(begin)

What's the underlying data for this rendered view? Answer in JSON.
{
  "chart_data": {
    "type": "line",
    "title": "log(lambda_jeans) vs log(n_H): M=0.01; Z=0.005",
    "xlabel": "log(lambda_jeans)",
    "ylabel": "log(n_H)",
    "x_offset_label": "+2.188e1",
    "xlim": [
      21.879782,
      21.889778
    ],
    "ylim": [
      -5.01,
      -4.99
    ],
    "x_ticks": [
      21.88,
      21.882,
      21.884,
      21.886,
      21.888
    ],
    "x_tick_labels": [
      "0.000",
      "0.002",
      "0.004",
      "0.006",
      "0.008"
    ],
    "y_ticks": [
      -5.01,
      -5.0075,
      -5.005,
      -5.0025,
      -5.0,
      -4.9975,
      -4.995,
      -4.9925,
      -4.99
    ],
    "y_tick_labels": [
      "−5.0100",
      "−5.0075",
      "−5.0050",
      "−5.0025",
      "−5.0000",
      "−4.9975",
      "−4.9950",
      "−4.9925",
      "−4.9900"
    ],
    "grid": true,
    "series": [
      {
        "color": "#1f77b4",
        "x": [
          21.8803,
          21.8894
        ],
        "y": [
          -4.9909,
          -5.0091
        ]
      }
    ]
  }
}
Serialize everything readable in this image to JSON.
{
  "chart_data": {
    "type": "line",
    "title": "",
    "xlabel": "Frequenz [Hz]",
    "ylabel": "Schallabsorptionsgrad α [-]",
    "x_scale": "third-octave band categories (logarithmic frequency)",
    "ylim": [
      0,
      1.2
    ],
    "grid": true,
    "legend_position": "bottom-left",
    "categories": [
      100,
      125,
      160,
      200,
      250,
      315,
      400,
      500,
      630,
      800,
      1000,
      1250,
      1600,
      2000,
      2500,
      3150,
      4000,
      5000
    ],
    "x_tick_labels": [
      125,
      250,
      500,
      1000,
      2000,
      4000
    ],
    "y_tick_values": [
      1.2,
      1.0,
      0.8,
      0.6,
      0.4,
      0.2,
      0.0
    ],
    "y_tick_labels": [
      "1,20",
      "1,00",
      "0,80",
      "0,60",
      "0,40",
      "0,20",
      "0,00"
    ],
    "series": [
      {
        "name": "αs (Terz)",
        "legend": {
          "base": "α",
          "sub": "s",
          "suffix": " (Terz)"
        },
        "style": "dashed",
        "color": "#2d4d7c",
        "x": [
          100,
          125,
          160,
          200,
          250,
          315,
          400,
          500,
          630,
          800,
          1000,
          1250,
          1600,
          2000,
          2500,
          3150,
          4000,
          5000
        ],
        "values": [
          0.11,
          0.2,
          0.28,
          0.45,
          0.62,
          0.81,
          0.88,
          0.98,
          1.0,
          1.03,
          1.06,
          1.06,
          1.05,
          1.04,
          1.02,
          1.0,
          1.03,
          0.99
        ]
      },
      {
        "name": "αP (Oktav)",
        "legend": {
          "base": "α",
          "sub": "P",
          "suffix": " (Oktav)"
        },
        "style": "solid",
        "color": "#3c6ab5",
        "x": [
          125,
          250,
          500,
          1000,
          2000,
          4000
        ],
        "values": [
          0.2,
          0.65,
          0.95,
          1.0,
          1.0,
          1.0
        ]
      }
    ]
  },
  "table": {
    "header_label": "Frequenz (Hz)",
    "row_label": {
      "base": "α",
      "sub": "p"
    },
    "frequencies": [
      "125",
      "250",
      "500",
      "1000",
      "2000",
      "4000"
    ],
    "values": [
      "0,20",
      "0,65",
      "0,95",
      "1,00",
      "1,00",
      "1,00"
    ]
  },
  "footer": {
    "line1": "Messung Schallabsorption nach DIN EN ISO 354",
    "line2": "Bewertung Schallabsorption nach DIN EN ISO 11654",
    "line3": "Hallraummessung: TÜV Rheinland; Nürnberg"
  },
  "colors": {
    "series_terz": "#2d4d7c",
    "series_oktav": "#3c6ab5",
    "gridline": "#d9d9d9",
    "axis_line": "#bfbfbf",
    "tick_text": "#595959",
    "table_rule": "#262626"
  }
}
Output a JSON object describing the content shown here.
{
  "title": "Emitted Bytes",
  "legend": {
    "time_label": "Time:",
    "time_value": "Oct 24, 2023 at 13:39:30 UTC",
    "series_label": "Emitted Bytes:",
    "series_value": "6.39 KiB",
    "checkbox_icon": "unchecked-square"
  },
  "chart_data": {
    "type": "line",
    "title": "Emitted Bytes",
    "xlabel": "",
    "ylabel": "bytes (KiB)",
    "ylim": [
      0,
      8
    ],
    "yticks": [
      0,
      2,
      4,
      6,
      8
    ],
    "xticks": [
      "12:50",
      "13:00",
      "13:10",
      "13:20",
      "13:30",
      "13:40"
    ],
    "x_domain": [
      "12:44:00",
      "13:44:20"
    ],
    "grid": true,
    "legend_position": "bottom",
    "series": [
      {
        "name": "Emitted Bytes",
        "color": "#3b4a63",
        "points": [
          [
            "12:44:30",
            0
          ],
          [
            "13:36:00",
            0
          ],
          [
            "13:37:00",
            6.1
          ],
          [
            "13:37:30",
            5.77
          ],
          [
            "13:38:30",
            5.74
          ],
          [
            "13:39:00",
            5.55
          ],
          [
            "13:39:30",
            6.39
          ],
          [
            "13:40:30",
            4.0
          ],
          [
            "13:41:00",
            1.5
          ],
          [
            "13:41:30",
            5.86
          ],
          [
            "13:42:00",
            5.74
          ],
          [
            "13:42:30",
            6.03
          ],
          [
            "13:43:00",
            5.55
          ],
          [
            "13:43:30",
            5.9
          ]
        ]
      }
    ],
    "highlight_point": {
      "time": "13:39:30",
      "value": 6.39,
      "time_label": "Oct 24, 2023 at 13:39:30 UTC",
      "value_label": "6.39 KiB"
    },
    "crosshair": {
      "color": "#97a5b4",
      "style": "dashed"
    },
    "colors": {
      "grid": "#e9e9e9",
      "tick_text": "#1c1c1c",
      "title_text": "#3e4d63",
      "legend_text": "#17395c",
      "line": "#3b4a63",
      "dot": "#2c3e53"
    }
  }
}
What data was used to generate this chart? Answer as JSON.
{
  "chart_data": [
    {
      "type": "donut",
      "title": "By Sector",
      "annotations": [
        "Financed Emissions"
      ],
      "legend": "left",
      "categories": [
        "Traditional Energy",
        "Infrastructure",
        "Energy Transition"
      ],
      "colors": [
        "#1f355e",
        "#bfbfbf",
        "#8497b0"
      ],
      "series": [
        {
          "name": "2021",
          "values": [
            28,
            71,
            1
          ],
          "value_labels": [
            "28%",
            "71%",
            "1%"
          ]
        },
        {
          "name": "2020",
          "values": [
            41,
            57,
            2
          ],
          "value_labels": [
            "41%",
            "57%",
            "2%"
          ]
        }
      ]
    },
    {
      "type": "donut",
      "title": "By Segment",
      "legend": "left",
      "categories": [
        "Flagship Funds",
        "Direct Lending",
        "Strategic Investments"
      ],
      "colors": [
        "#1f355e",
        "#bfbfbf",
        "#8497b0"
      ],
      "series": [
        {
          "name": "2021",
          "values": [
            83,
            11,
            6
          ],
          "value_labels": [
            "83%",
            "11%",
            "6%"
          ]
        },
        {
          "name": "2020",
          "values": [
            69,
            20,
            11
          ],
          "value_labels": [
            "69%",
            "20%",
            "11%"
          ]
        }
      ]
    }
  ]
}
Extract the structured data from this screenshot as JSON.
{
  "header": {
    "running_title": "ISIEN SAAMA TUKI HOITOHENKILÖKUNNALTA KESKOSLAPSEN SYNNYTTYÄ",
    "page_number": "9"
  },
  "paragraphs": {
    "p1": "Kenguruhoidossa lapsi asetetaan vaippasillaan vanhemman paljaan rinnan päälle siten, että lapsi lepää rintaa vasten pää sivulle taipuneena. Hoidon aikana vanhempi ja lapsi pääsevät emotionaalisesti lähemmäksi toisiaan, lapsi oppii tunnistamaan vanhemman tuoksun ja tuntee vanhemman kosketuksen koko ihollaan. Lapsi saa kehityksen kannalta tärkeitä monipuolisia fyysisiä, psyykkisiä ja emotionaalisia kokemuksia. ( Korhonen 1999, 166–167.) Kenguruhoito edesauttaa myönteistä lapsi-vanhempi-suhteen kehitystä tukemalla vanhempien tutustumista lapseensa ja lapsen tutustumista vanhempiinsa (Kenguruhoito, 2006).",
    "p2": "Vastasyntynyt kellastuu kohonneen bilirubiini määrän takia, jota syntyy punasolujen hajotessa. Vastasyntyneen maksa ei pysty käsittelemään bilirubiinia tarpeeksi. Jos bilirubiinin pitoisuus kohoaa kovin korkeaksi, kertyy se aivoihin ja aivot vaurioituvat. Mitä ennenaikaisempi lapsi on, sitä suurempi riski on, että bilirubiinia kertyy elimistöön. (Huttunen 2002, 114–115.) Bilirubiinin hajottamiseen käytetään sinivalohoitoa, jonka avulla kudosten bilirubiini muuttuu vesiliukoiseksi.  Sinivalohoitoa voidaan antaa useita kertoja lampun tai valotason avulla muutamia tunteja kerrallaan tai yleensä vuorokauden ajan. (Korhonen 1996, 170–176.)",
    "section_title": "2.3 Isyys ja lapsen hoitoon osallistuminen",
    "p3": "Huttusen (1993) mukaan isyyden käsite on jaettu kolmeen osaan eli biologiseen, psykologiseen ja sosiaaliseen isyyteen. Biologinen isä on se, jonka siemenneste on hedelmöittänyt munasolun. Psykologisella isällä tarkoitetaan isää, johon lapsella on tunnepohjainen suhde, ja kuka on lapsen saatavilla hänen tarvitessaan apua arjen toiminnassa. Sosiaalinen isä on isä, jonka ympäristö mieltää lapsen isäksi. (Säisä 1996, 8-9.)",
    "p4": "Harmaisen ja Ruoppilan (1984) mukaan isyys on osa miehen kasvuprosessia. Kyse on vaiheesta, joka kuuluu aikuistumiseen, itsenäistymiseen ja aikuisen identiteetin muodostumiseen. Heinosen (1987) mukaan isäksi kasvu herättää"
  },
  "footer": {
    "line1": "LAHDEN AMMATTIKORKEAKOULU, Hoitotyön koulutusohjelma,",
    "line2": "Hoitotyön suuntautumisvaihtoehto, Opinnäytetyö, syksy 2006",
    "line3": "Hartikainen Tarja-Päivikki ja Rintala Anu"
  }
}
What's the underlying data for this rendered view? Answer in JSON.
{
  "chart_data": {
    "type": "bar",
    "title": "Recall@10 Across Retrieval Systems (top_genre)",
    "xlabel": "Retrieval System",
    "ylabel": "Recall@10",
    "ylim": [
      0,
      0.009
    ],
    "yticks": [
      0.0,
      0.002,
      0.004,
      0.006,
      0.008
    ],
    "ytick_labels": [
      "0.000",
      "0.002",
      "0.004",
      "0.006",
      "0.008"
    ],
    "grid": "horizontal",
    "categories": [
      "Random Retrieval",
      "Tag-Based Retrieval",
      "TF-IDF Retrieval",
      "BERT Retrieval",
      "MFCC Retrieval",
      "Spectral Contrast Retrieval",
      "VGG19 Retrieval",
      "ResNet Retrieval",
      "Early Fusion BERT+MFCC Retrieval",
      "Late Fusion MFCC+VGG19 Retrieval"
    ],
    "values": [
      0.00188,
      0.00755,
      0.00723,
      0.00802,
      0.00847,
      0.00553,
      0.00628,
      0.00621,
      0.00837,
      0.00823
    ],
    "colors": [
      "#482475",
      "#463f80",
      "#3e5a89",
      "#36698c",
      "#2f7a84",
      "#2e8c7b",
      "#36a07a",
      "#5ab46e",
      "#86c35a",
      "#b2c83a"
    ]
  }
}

(end)

WHAT YOU WILL DO:
Count how many lines include the string "Fusion". Nothing but the number is needed.

CORRECT OUTPUT:
2